In your copy, leave out the pictures and repeat the entries below exactly.

Extracted records

-- -- --

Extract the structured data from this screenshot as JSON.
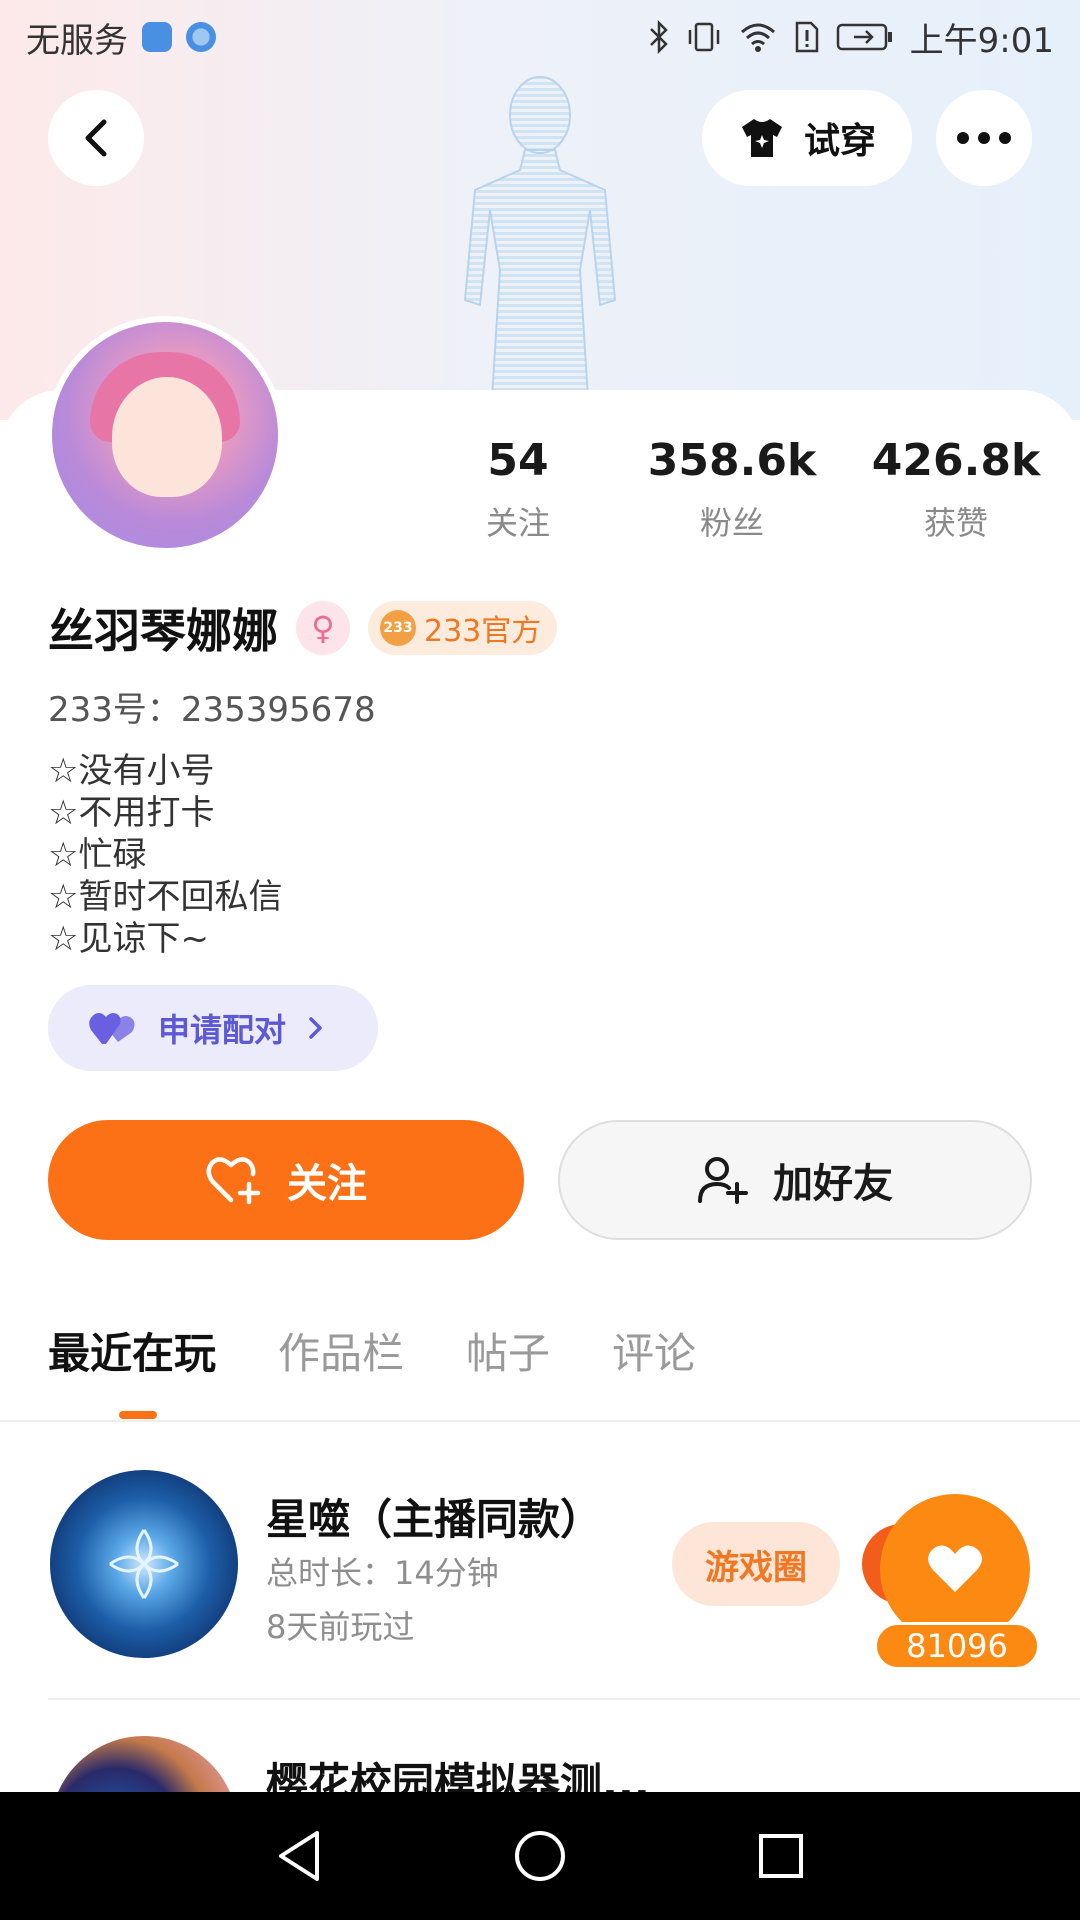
{
  "status_bar": {
    "carrier": "无服务",
    "time": "上午9:01"
  },
  "header": {
    "try_on_label": "试穿"
  },
  "profile": {
    "name": "丝羽琴娜娜",
    "official_badge": "233官方",
    "uid": "233号：235395678",
    "bio": [
      "☆没有小号",
      "☆不用打卡",
      "☆忙碌",
      "☆暂时不回私信",
      "☆见谅下~"
    ],
    "stats": [
      {
        "value": "54",
        "label": "关注"
      },
      {
        "value": "358.6k",
        "label": "粉丝"
      },
      {
        "value": "426.8k",
        "label": "获赞"
      }
    ]
  },
  "actions": {
    "pair_label": "申请配对",
    "follow_label": "关注",
    "add_friend_label": "加好友"
  },
  "tabs": [
    "最近在玩",
    "作品栏",
    "帖子",
    "评论"
  ],
  "games": [
    {
      "title": "星噬（主播同款）",
      "duration": "总时长：14分钟",
      "last_played": "8天前玩过",
      "circle_label": "游戏圈"
    },
    {
      "title": "樱花校园模拟器测..."
    }
  ],
  "like_count": "81096",
  "colors": {
    "accent": "#fc7115",
    "pair_text": "#5c58d6",
    "official": "#f07822"
  }
}
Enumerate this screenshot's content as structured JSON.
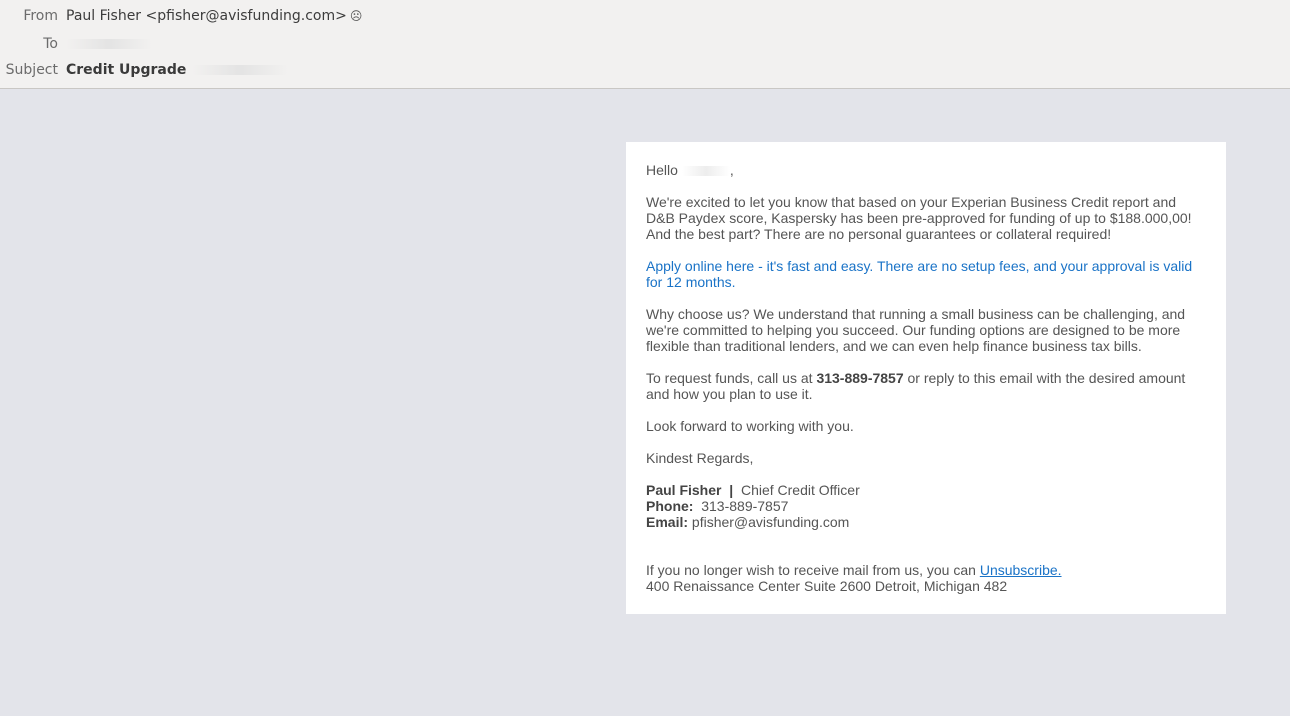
{
  "header": {
    "from_label": "From",
    "from_value": "Paul Fisher <pfisher@avisfunding.com>",
    "from_icon": "contact-icon",
    "to_label": "To",
    "subject_label": "Subject",
    "subject_value": "Credit Upgrade"
  },
  "email": {
    "greeting": "Hello",
    "greeting_suffix": ",",
    "paragraph1": "We're excited to let you know that based on your Experian Business Credit report and D&B Paydex score, Kaspersky has been pre-approved for funding of up to $188.000,00! And the best part? There are no personal guarantees or collateral required!",
    "apply_link": "Apply online here - it's fast and easy. There are no setup fees, and your approval is valid for 12 months.",
    "paragraph3": "Why choose us? We understand that running a small business can be challenging, and we're committed to helping you succeed. Our funding options are designed to be more flexible than traditional lenders, and we can even help finance business tax bills.",
    "request_prefix": "To request funds, call us at ",
    "request_phone": "313-889-7857",
    "request_suffix": " or reply to this email with the desired amount and how you plan to use it.",
    "look_forward": "Look forward to working with you.",
    "closing": "Kindest Regards,",
    "signature": {
      "name": "Paul Fisher",
      "separator": "|",
      "title": "Chief Credit Officer",
      "phone_label": "Phone:",
      "phone_value": "313-889-7857",
      "email_label": "Email:",
      "email_value": "pfisher@avisfunding.com"
    },
    "unsubscribe_prefix": "If you no longer wish to receive mail from us, you can ",
    "unsubscribe_link": "Unsubscribe.",
    "address": "400 Renaissance Center Suite 2600 Detroit, Michigan 482"
  },
  "colors": {
    "background": "#e3e4ea",
    "header_bg": "#f2f1f0",
    "link": "#1a73c7",
    "body_text": "#555555"
  }
}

-- -- --

Response to this exercise:
Extract the structured data from this screenshot as JSON.
{
  "status_bar": {
    "carrier": "无服务",
    "time": "上午9:01"
  },
  "header": {
    "try_on_label": "试穿"
  },
  "profile": {
    "name": "丝羽琴娜娜",
    "official_badge": "233官方",
    "uid": "233号：235395678",
    "bio": [
      "☆没有小号",
      "☆不用打卡",
      "☆忙碌",
      "☆暂时不回私信",
      "☆见谅下~"
    ],
    "stats": [
      {
        "value": "54",
        "label": "关注"
      },
      {
        "value": "358.6k",
        "label": "粉丝"
      },
      {
        "value": "426.8k",
        "label": "获赞"
      }
    ]
  },
  "actions": {
    "pair_label": "申请配对",
    "follow_label": "关注",
    "add_friend_label": "加好友"
  },
  "tabs": [
    "最近在玩",
    "作品栏",
    "帖子",
    "评论"
  ],
  "games": [
    {
      "title": "星噬（主播同款）",
      "duration": "总时长：14分钟",
      "last_played": "8天前玩过",
      "circle_label": "游戏圈"
    },
    {
      "title": "樱花校园模拟器测..."
    }
  ],
  "like_count": "81096",
  "colors": {
    "accent": "#fc7115",
    "pair_text": "#5c58d6",
    "official": "#f07822"
  }
}
Enumerate this screenshot's content as structured JSON.
{
  "header": {
    "from_label": "From",
    "from_value": "Paul Fisher <pfisher@avisfunding.com>",
    "from_icon": "contact-icon",
    "to_label": "To",
    "subject_label": "Subject",
    "subject_value": "Credit Upgrade"
  },
  "email": {
    "greeting": "Hello",
    "greeting_suffix": ",",
    "paragraph1": "We're excited to let you know that based on your Experian Business Credit report and D&B Paydex score, Kaspersky has been pre-approved for funding of up to $188.000,00! And the best part? There are no personal guarantees or collateral required!",
    "apply_link": "Apply online here - it's fast and easy. There are no setup fees, and your approval is valid for 12 months.",
    "paragraph3": "Why choose us? We understand that running a small business can be challenging, and we're committed to helping you succeed. Our funding options are designed to be more flexible than traditional lenders, and we can even help finance business tax bills.",
    "request_prefix": "To request funds, call us at ",
    "request_phone": "313-889-7857",
    "request_suffix": " or reply to this email with the desired amount and how you plan to use it.",
    "look_forward": "Look forward to working with you.",
    "closing": "Kindest Regards,",
    "signature": {
      "name": "Paul Fisher",
      "separator": "|",
      "title": "Chief Credit Officer",
      "phone_label": "Phone:",
      "phone_value": "313-889-7857",
      "email_label": "Email:",
      "email_value": "pfisher@avisfunding.com"
    },
    "unsubscribe_prefix": "If you no longer wish to receive mail from us, you can ",
    "unsubscribe_link": "Unsubscribe.",
    "address": "400 Renaissance Center Suite 2600 Detroit, Michigan 482"
  },
  "colors": {
    "background": "#e3e4ea",
    "header_bg": "#f2f1f0",
    "link": "#1a73c7",
    "body_text": "#555555"
  }
}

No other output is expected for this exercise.